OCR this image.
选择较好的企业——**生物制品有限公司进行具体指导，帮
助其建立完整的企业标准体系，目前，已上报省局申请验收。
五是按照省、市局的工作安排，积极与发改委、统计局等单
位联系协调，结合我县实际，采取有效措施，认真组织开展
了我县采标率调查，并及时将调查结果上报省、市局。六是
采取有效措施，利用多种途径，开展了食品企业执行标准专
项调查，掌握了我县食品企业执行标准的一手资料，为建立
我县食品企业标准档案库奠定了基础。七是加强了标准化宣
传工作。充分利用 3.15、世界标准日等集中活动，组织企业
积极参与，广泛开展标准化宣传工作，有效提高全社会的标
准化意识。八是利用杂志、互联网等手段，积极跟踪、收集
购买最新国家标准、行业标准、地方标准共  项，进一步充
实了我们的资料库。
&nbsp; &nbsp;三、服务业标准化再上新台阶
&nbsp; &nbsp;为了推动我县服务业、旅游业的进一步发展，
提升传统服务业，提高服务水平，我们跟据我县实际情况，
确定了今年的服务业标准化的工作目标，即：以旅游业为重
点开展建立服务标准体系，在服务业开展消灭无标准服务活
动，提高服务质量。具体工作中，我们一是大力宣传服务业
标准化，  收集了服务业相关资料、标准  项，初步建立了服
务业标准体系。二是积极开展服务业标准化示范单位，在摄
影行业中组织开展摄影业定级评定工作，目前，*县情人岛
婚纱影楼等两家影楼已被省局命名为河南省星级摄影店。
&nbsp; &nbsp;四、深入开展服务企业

## The problem
In the material above, find the lines that contain "采取有效措施" and show them.

## Solution to this problem
位联系协调，结合我县实际，采取有效措施，认真组织开展
采取有效措施，利用多种途径，开展了食品企业执行标准专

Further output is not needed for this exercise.